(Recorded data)
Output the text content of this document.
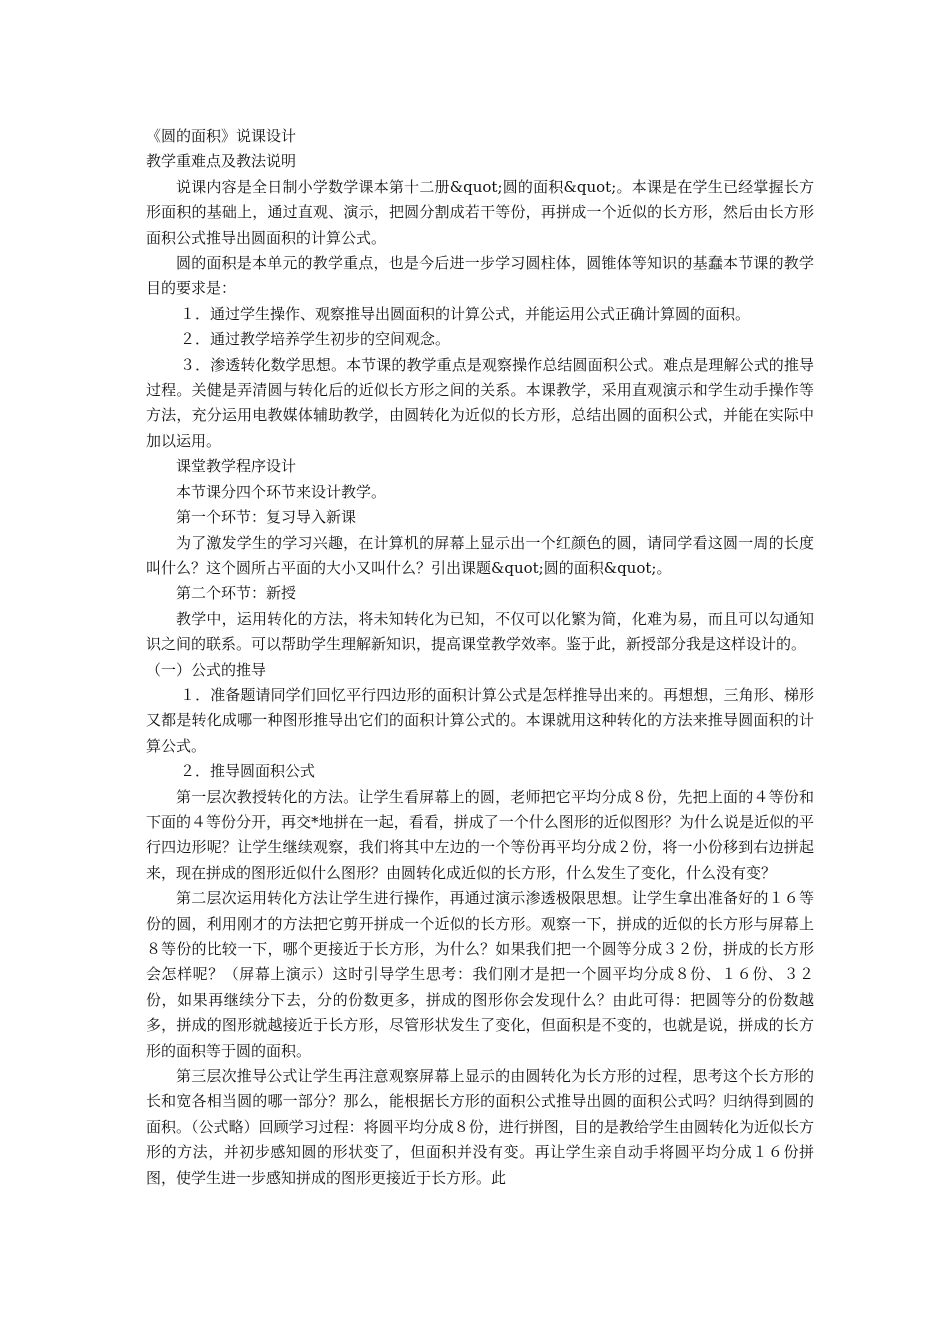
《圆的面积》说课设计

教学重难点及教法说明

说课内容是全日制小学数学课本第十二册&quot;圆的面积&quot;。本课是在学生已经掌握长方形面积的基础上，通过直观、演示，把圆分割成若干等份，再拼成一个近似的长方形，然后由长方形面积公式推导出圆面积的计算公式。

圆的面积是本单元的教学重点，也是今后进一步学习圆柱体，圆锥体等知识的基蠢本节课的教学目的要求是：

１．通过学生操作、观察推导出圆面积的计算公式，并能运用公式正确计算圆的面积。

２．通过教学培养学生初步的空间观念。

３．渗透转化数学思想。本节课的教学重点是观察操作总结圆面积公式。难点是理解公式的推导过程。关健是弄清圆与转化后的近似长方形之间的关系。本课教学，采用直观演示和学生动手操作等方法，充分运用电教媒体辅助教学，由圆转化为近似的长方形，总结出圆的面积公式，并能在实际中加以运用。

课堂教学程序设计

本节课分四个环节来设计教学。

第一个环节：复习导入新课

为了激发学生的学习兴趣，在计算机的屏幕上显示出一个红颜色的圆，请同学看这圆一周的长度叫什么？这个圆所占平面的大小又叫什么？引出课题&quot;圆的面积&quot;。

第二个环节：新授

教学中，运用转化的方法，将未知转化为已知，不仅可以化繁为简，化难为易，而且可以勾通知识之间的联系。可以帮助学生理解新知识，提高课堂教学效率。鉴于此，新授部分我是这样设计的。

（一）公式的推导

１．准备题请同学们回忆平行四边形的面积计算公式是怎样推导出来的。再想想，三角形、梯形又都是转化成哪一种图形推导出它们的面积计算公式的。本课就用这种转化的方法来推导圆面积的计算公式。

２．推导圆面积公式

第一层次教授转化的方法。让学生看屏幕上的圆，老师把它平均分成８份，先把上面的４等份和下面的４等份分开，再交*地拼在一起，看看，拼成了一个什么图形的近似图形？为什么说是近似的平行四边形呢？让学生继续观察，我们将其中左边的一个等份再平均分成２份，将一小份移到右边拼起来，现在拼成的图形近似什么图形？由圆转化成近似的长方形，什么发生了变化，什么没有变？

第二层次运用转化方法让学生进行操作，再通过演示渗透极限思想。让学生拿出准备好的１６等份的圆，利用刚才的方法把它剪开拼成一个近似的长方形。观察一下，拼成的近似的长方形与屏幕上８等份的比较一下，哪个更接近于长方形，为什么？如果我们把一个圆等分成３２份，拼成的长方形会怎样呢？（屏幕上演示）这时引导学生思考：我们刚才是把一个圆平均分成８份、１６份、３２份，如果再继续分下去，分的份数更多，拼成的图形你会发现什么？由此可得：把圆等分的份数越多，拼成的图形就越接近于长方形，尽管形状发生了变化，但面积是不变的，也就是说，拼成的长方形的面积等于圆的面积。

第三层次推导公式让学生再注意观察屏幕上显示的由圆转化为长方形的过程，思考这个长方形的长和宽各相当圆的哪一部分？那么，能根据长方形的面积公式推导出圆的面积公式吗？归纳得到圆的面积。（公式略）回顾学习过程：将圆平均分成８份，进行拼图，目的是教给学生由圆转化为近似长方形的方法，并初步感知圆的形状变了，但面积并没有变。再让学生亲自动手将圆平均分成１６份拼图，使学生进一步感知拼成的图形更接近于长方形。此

> [Exercise directions] Every record is to be reproduced exactly, with no pictures included.

> [Reply to the exercise]
Output the text content of this document.
《圆的面积》说课设计

教学重难点及教法说明

说课内容是全日制小学数学课本第十二册&quot;圆的面积&quot;。本课是在学生已经掌握长方形面积的基础上，通过直观、演示，把圆分割成若干等份，再拼成一个近似的长方形，然后由长方形面积公式推导出圆面积的计算公式。

圆的面积是本单元的教学重点，也是今后进一步学习圆柱体，圆锥体等知识的基蠢本节课的教学目的要求是：

１．通过学生操作、观察推导出圆面积的计算公式，并能运用公式正确计算圆的面积。

２．通过教学培养学生初步的空间观念。

３．渗透转化数学思想。本节课的教学重点是观察操作总结圆面积公式。难点是理解公式的推导过程。关健是弄清圆与转化后的近似长方形之间的关系。本课教学，采用直观演示和学生动手操作等方法，充分运用电教媒体辅助教学，由圆转化为近似的长方形，总结出圆的面积公式，并能在实际中加以运用。

课堂教学程序设计

本节课分四个环节来设计教学。

第一个环节：复习导入新课

为了激发学生的学习兴趣，在计算机的屏幕上显示出一个红颜色的圆，请同学看这圆一周的长度叫什么？这个圆所占平面的大小又叫什么？引出课题&quot;圆的面积&quot;。

第二个环节：新授

教学中，运用转化的方法，将未知转化为已知，不仅可以化繁为简，化难为易，而且可以勾通知识之间的联系。可以帮助学生理解新知识，提高课堂教学效率。鉴于此，新授部分我是这样设计的。

（一）公式的推导

１．准备题请同学们回忆平行四边形的面积计算公式是怎样推导出来的。再想想，三角形、梯形又都是转化成哪一种图形推导出它们的面积计算公式的。本课就用这种转化的方法来推导圆面积的计算公式。

２．推导圆面积公式

第一层次教授转化的方法。让学生看屏幕上的圆，老师把它平均分成８份，先把上面的４等份和下面的４等份分开，再交*地拼在一起，看看，拼成了一个什么图形的近似图形？为什么说是近似的平行四边形呢？让学生继续观察，我们将其中左边的一个等份再平均分成２份，将一小份移到右边拼起来，现在拼成的图形近似什么图形？由圆转化成近似的长方形，什么发生了变化，什么没有变？

第二层次运用转化方法让学生进行操作，再通过演示渗透极限思想。让学生拿出准备好的１６等份的圆，利用刚才的方法把它剪开拼成一个近似的长方形。观察一下，拼成的近似的长方形与屏幕上８等份的比较一下，哪个更接近于长方形，为什么？如果我们把一个圆等分成３２份，拼成的长方形会怎样呢？（屏幕上演示）这时引导学生思考：我们刚才是把一个圆平均分成８份、１６份、３２份，如果再继续分下去，分的份数更多，拼成的图形你会发现什么？由此可得：把圆等分的份数越多，拼成的图形就越接近于长方形，尽管形状发生了变化，但面积是不变的，也就是说，拼成的长方形的面积等于圆的面积。

第三层次推导公式让学生再注意观察屏幕上显示的由圆转化为长方形的过程，思考这个长方形的长和宽各相当圆的哪一部分？那么，能根据长方形的面积公式推导出圆的面积公式吗？归纳得到圆的面积。（公式略）回顾学习过程：将圆平均分成８份，进行拼图，目的是教给学生由圆转化为近似长方形的方法，并初步感知圆的形状变了，但面积并没有变。再让学生亲自动手将圆平均分成１６份拼图，使学生进一步感知拼成的图形更接近于长方形。此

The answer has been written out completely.